* Exercise instructions *
Pick out and copy every line below that has the word "成渝特区".

::: The data

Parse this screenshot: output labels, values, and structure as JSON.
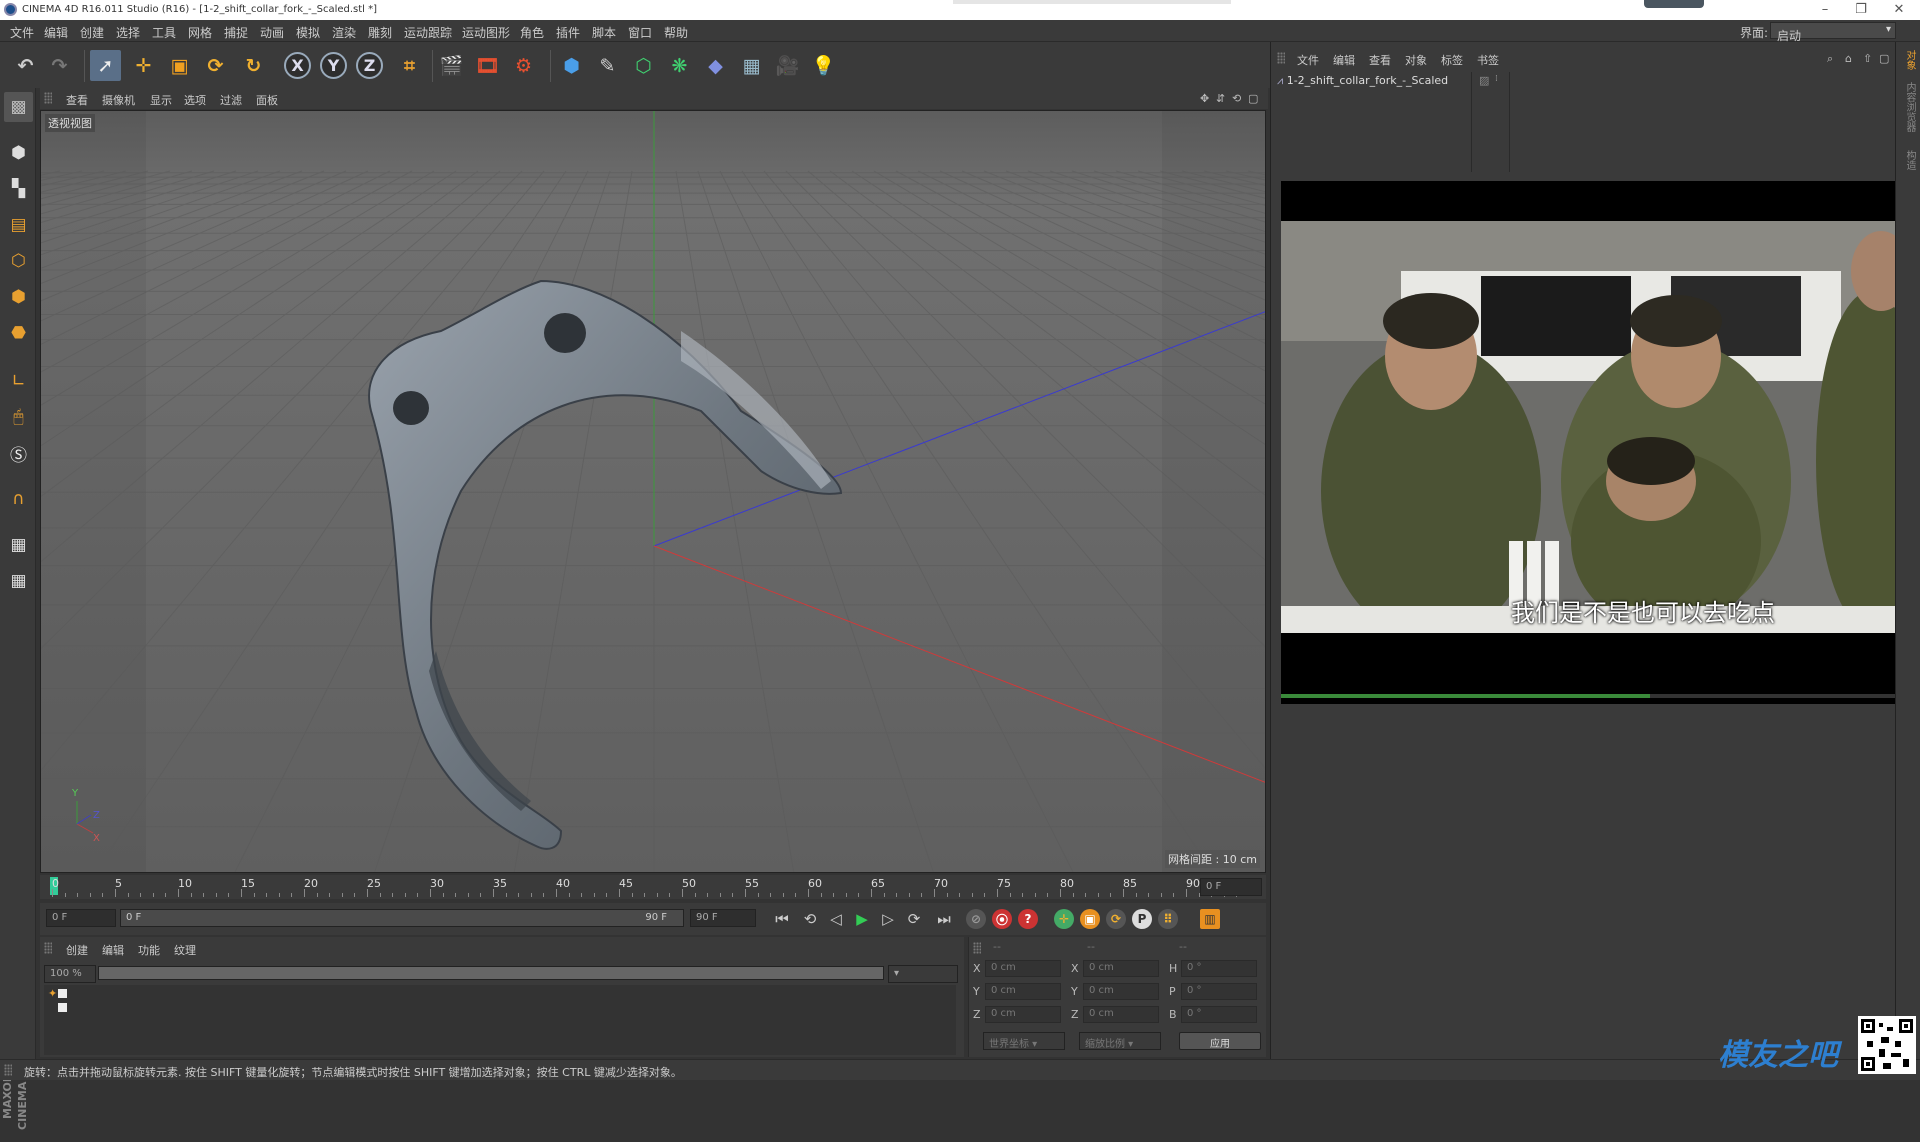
{
  "titlebar": {
    "title": "CINEMA 4D R16.011 Studio (R16) - [1-2_shift_collar_fork_-_Scaled.stl *]"
  },
  "menu": [
    "文件",
    "编辑",
    "创建",
    "选择",
    "工具",
    "网格",
    "捕捉",
    "动画",
    "模拟",
    "渲染",
    "雕刻",
    "运动跟踪",
    "运动图形",
    "角色",
    "插件",
    "脚本",
    "窗口",
    "帮助"
  ],
  "layout": {
    "label": "界面:",
    "value": "启动"
  },
  "toolbar": {
    "undo": "undo-icon",
    "redo": "redo-icon",
    "x": "X",
    "y": "Y",
    "z": "Z"
  },
  "viewport_menu": [
    "查看",
    "摄像机",
    "显示",
    "选项",
    "过滤",
    "面板"
  ],
  "viewport": {
    "label": "透视视图",
    "grid_info": "网格间距 : 10 cm",
    "axis_y": "Y",
    "axis_z": "Z",
    "axis_x": "X"
  },
  "timeline": {
    "ticks": [
      "0",
      "5",
      "10",
      "15",
      "20",
      "25",
      "30",
      "35",
      "40",
      "45",
      "50",
      "55",
      "60",
      "65",
      "70",
      "75",
      "80",
      "85",
      "90"
    ],
    "current_frame": "0 F"
  },
  "playback": {
    "start": "0 F",
    "slider_start": "0 F",
    "slider_end": "90 F",
    "end": "90 F"
  },
  "material_menu": [
    "创建",
    "编辑",
    "功能",
    "纹理"
  ],
  "material": {
    "zoom": "100 %"
  },
  "coords": {
    "header": [
      "--",
      "--",
      "--"
    ],
    "rows": [
      {
        "a": "X",
        "av": "0 cm",
        "b": "X",
        "bv": "0 cm",
        "c": "H",
        "cv": "0 °"
      },
      {
        "a": "Y",
        "av": "0 cm",
        "b": "Y",
        "bv": "0 cm",
        "c": "P",
        "cv": "0 °"
      },
      {
        "a": "Z",
        "av": "0 cm",
        "b": "Z",
        "bv": "0 cm",
        "c": "B",
        "cv": "0 °"
      }
    ],
    "mode": "世界坐标",
    "scale": "缩放比例",
    "apply": "应用"
  },
  "object_menu": [
    "文件",
    "编辑",
    "查看",
    "对象",
    "标签",
    "书签"
  ],
  "object": {
    "name": "1-2_shift_collar_fork_-_Scaled"
  },
  "video": {
    "subtitle": "我们是不是也可以去吃点",
    "progress": 0.6
  },
  "right_tabs": [
    "对象",
    "内容浏览器",
    "构造"
  ],
  "status": {
    "text": "旋转：点击并拖动鼠标旋转元素. 按住 SHIFT 键量化旋转；节点编辑模式时按住 SHIFT 键增加选择对象；按住 CTRL 键减少选择对象。"
  },
  "watermark": {
    "text": "模友之吧"
  }
}
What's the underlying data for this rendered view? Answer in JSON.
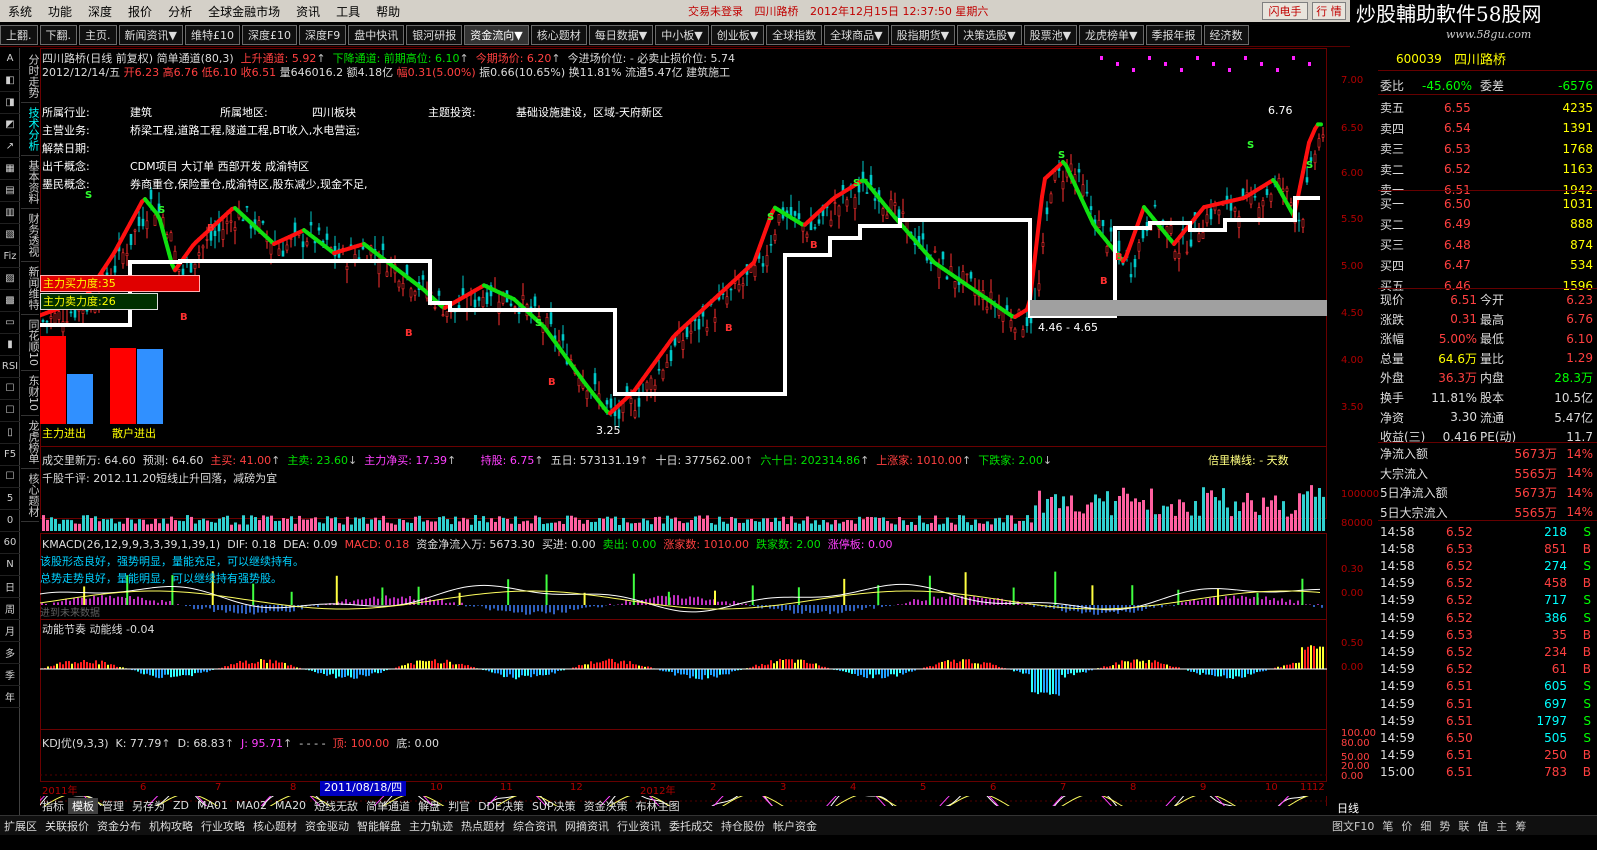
{
  "menu": [
    "系统",
    "功能",
    "深度",
    "报价",
    "分析",
    "全球金融市场",
    "资讯",
    "工具",
    "帮助"
  ],
  "status": {
    "login": "交易未登录",
    "stock": "四川路桥",
    "datetime": "2012年12月15日 12:37:50 星期六"
  },
  "controls": {
    "flash": "闪电手",
    "quote": "行 情"
  },
  "watermark": {
    "text": "炒股輔助軟件58股网",
    "url": "www.58gu.com"
  },
  "toolbar": [
    "上翻.",
    "下翻.",
    "主页.",
    "新闻资讯▼",
    "维特£10",
    "深度£10",
    "深度F9",
    "盘中快讯",
    "银河研报",
    "资金流向▼",
    "核心题材",
    "每日数据▼",
    "中小板▼",
    "创业板▼",
    "全球指数",
    "全球商品▼",
    "股指期货▼",
    "决策选股▼",
    "股票池▼",
    "龙虎榜单▼",
    "季报年报",
    "经济数"
  ],
  "left_nav": [
    "A",
    "◧",
    "◨",
    "◩",
    "↗",
    "▦",
    "▤",
    "▥",
    "▧",
    "Fiz",
    "▨",
    "▩",
    "▭",
    "▮",
    "RSI",
    "☐",
    "☐",
    "▯",
    "F5",
    "☐",
    "5",
    "0",
    "60",
    "N",
    "日",
    "周",
    "月",
    "多",
    "季",
    "年"
  ],
  "vertical_tabs": [
    "分时走势",
    "技术分析",
    "基本资料",
    "财务透视",
    "新闻维特",
    "同花顺10",
    "东财10",
    "龙虎榜单",
    "核心题材"
  ],
  "chart_header": {
    "name": "四川路桥(日线 前复权) 简单通道(80,3)",
    "up_channel": "上升通道: 5.92",
    "down_channel": "下降通道: 前期高位: 6.10",
    "today_price": "今期场价: 6.20",
    "entry": "今进场价位: - 必卖止损价位: 5.74",
    "date": "2012/12/14/五",
    "open": "开6.23",
    "high": "高6.76",
    "low": "低6.10",
    "close": "收6.51",
    "vol": "量646016.2",
    "amount": "额4.18亿",
    "change": "幅0.31(5.00%)",
    "amp": "振0.66(10.65%)",
    "turnover": "换11.81%",
    "float": "流通5.47亿",
    "sector": "建筑施工"
  },
  "info": [
    {
      "k": "所属行业:",
      "v": "建筑",
      "k2": "所属地区:",
      "v2": "四川板块",
      "k3": "主题投资:",
      "v3": "基础设施建设，区域-天府新区"
    },
    {
      "k": "主营业务:",
      "v": "桥梁工程,道路工程,隧道工程,BT收入,水电营运;"
    },
    {
      "k": "解禁日期:",
      "v": ""
    },
    {
      "k": "出千概念:",
      "v": "CDM项目 大订单 西部开发 成渝特区"
    },
    {
      "k": "墨民概念:",
      "v": "券商重仓,保险重仓,成渝特区,股东减少,现金不足,"
    }
  ],
  "force": {
    "buy": "主力买力度:35",
    "sell": "主力卖力度:26",
    "in": "主力进出",
    "retail": "散户进出"
  },
  "price_annotations": {
    "high": "6.76",
    "low": "3.25",
    "range": "4.46 - 4.65"
  },
  "y_axis_price": [
    "7.00",
    "6.50",
    "6.00",
    "5.50",
    "5.00",
    "4.50",
    "4.00",
    "3.50"
  ],
  "vol_header": {
    "a": "成交里新万: 64.60",
    "b": "预测: 64.60",
    "c": "主买: 41.00",
    "d": "主卖: 23.60",
    "e": "主力净买: 17.39",
    "f": "持股: 6.75",
    "g": "五日: 573131.19",
    "h": "十日: 377562.00",
    "i": "六十日: 202314.86",
    "j": "上涨家: 1010.00",
    "k": "下跌家: 2.00",
    "l": "倍里横线: - 天数"
  },
  "vol_comment": "千股千评: 2012.11.20短线止升回落，减磅为宜",
  "y_axis_vol": [
    "100000",
    "80000"
  ],
  "macd_header": {
    "a": "KMACD(26,12,9,9,3,3,39,1,39,1)",
    "b": "DIF: 0.18",
    "c": "DEA: 0.09",
    "d": "MACD: 0.18",
    "e": "资金净流入万: 5673.30",
    "f": "买进: 0.00",
    "g": "卖出: 0.00",
    "h": "涨家数: 1010.00",
    "i": "跌家数: 2.00",
    "j": "涨停板: 0.00"
  },
  "macd_comments": [
    "该股形态良好，强势明显，量能充足，可以继续持有。",
    "总势走势良好，量能明显，可以继续持有强势股。",
    "进到未来数据"
  ],
  "y_axis_macd": [
    "0.30",
    "0.00"
  ],
  "momentum_header": "动能节奏 动能线 -0.04",
  "y_axis_mom": [
    "0.50",
    "0.00"
  ],
  "kdj_header": {
    "a": "KDJ优(9,3,3)",
    "b": "K: 77.79",
    "c": "D: 68.83",
    "d": "J: 95.71",
    "e": "- - - -",
    "f": "顶: 100.00",
    "g": "底: 0.00"
  },
  "y_axis_kdj": [
    "100.00",
    "80.00",
    "50.00",
    "20.00",
    "0.00"
  ],
  "x_axis": [
    "2011年",
    "6",
    "7",
    "8",
    "9",
    "10",
    "11",
    "12",
    "2012年",
    "2",
    "3",
    "4",
    "5",
    "6",
    "7",
    "8",
    "9",
    "10",
    "11",
    "12"
  ],
  "x_cursor": "2011/08/18/四",
  "bottom_tabs": [
    "指标",
    "模板",
    "管理",
    "另存为",
    "ZD",
    "MA01",
    "MA02",
    "MA20",
    "短线无敌",
    "简单通道",
    "解盘",
    "判官",
    "DDE决策",
    "SUP决策",
    "资金决策",
    "布林主图"
  ],
  "bottom_bar": [
    "扩展区",
    "关联报价",
    "资金分布",
    "机构攻略",
    "行业攻略",
    "核心题材",
    "资金驱动",
    "智能解盘",
    "主力轨迹",
    "热点题材",
    "综合资讯",
    "网摘资讯",
    "行业资讯",
    "委托成交",
    "持仓股份",
    "帐户资金"
  ],
  "bottom_tail": [
    "图文F10",
    "笔",
    "价",
    "细",
    "势",
    "联",
    "值",
    "主",
    "筹"
  ],
  "period": "日线",
  "quote": {
    "code": "600039",
    "name": "四川路桥",
    "webi_label": "委比",
    "webi": "-45.60%",
    "wecha_label": "委差",
    "wecha": "-6576",
    "asks": [
      {
        "l": "卖五",
        "p": "6.55",
        "v": "4235"
      },
      {
        "l": "卖四",
        "p": "6.54",
        "v": "1391"
      },
      {
        "l": "卖三",
        "p": "6.53",
        "v": "1768"
      },
      {
        "l": "卖二",
        "p": "6.52",
        "v": "1163"
      },
      {
        "l": "卖一",
        "p": "6.51",
        "v": "1942"
      }
    ],
    "bids": [
      {
        "l": "买一",
        "p": "6.50",
        "v": "1031"
      },
      {
        "l": "买二",
        "p": "6.49",
        "v": "888"
      },
      {
        "l": "买三",
        "p": "6.48",
        "v": "874"
      },
      {
        "l": "买四",
        "p": "6.47",
        "v": "534"
      },
      {
        "l": "买五",
        "p": "6.46",
        "v": "1596"
      }
    ],
    "stats": [
      {
        "l": "现价",
        "v": "6.51",
        "l2": "今开",
        "v2": "6.23"
      },
      {
        "l": "涨跌",
        "v": "0.31",
        "l2": "最高",
        "v2": "6.76"
      },
      {
        "l": "涨幅",
        "v": "5.00%",
        "l2": "最低",
        "v2": "6.10"
      },
      {
        "l": "总量",
        "v": "64.6万",
        "l2": "量比",
        "v2": "1.29"
      },
      {
        "l": "外盘",
        "v": "36.3万",
        "l2": "内盘",
        "v2": "28.3万"
      },
      {
        "l": "换手",
        "v": "11.81%",
        "l2": "股本",
        "v2": "10.5亿"
      },
      {
        "l": "净资",
        "v": "3.30",
        "l2": "流通",
        "v2": "5.47亿"
      },
      {
        "l": "收益(三)",
        "v": "0.416",
        "l2": "PE(动)",
        "v2": "11.7"
      }
    ],
    "flows": [
      {
        "l": "净流入额",
        "v": "5673万",
        "p": "14%"
      },
      {
        "l": "大宗流入",
        "v": "5565万",
        "p": "14%"
      },
      {
        "l": "5日净流入额",
        "v": "5673万",
        "p": "14%"
      },
      {
        "l": "5日大宗流入",
        "v": "5565万",
        "p": "14%"
      }
    ],
    "ticks": [
      {
        "t": "14:58",
        "p": "6.52",
        "v": "218",
        "s": "S"
      },
      {
        "t": "14:58",
        "p": "6.53",
        "v": "851",
        "s": "B"
      },
      {
        "t": "14:58",
        "p": "6.52",
        "v": "274",
        "s": "S"
      },
      {
        "t": "14:59",
        "p": "6.52",
        "v": "458",
        "s": "B"
      },
      {
        "t": "14:59",
        "p": "6.52",
        "v": "717",
        "s": "S"
      },
      {
        "t": "14:59",
        "p": "6.52",
        "v": "386",
        "s": "S"
      },
      {
        "t": "14:59",
        "p": "6.53",
        "v": "35",
        "s": "B"
      },
      {
        "t": "14:59",
        "p": "6.52",
        "v": "234",
        "s": "B"
      },
      {
        "t": "14:59",
        "p": "6.52",
        "v": "61",
        "s": "B"
      },
      {
        "t": "14:59",
        "p": "6.51",
        "v": "605",
        "s": "S"
      },
      {
        "t": "14:59",
        "p": "6.51",
        "v": "697",
        "s": "S"
      },
      {
        "t": "14:59",
        "p": "6.51",
        "v": "1797",
        "s": "S"
      },
      {
        "t": "14:59",
        "p": "6.50",
        "v": "505",
        "s": "S"
      },
      {
        "t": "14:59",
        "p": "6.51",
        "v": "250",
        "s": "B"
      },
      {
        "t": "15:00",
        "p": "6.51",
        "v": "783",
        "s": "B"
      }
    ]
  }
}
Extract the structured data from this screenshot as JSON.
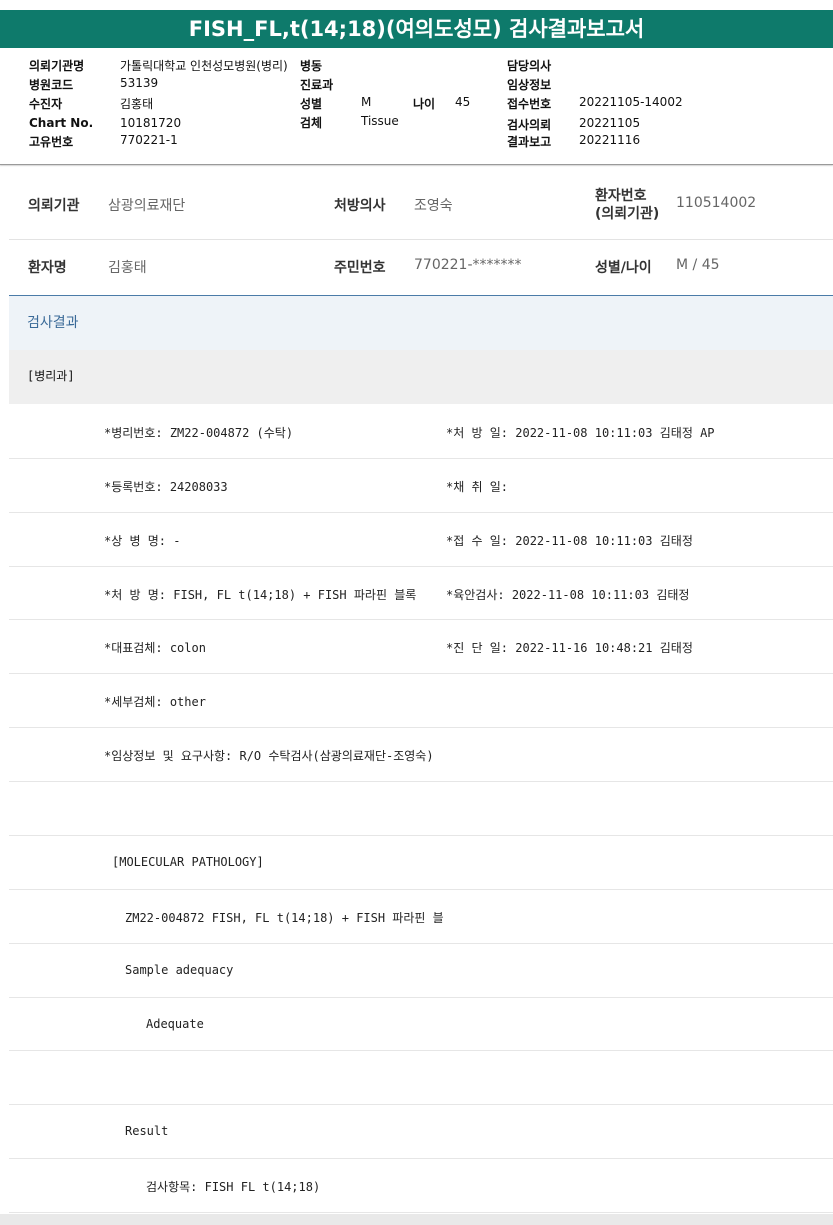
{
  "report": {
    "title": "FISH_FL,t(14;18)(여의도성모) 검사결과보고서"
  },
  "header": {
    "labels": {
      "req_inst": "의뢰기관명",
      "hosp_code": "병원코드",
      "collector": "수진자",
      "chart_no": "Chart No.",
      "unique_no": "고유번호",
      "ward": "병동",
      "dept": "진료과",
      "sex": "성별",
      "age": "나이",
      "specimen": "검체",
      "doctor": "담당의사",
      "clinical_info": "임상정보",
      "receipt_no": "접수번호",
      "test_request": "검사의뢰",
      "result_report": "결과보고"
    },
    "values": {
      "req_inst": "가톨릭대학교 인천성모병원(병리)",
      "hosp_code": "53139",
      "collector": "김홍태",
      "chart_no": "10181720",
      "unique_no": "770221-1",
      "sex": "M",
      "age": "45",
      "specimen": "Tissue",
      "receipt_no": "20221105-14002",
      "test_request": "20221105",
      "result_report": "20221116"
    }
  },
  "patient": {
    "labels": {
      "req_inst": "의뢰기관",
      "prescriber": "처방의사",
      "patient_no_line1": "환자번호",
      "patient_no_line2": "(의뢰기관)",
      "patient_name": "환자명",
      "resident_no": "주민번호",
      "sex_age": "성별/나이"
    },
    "values": {
      "req_inst": "삼광의료재단",
      "prescriber": "조영숙",
      "patient_no": "110514002",
      "patient_name": "김홍태",
      "resident_no": "770221-*******",
      "sex_age": "M / 45"
    }
  },
  "results": {
    "section_title": "검사결과",
    "dept": "[병리과]",
    "rows": [
      {
        "left": "*병리번호: ZM22-004872 (수탁)",
        "right": "*처 방 일: 2022-11-08 10:11:03  김태정 AP"
      },
      {
        "left": "*등록번호: 24208033",
        "right": "*채 취 일:"
      },
      {
        "left": "*상 병 명: -",
        "right": "*접 수 일: 2022-11-08 10:11:03  김태정"
      },
      {
        "left": "*처 방 명: FISH, FL t(14;18) + FISH 파라핀 블록",
        "right": "*육안검사: 2022-11-08 10:11:03  김태정"
      },
      {
        "left": "*대표검체: colon",
        "right": "*진 단 일: 2022-11-16 10:48:21  김태정"
      },
      {
        "left": "*세부검체: other",
        "right": ""
      },
      {
        "left": "*임상정보 및 요구사항: R/O 수탁검사(삼광의료재단-조영숙)",
        "right": ""
      }
    ],
    "molecular_header": "[MOLECULAR PATHOLOGY]",
    "case_line": "ZM22-004872     FISH, FL t(14;18) + FISH 파라핀 블",
    "sample_adequacy_label": "Sample adequacy",
    "sample_adequacy_value": "Adequate",
    "result_label": "Result",
    "test_item": "검사항목: FISH FL t(14;18)"
  }
}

::::::

* Output below *
      "v": "CDM项目 大订单 西部开发 成渝特区"
      "v": "券商重仓,保险重仓,成渝特区,股东减少,现金不足,"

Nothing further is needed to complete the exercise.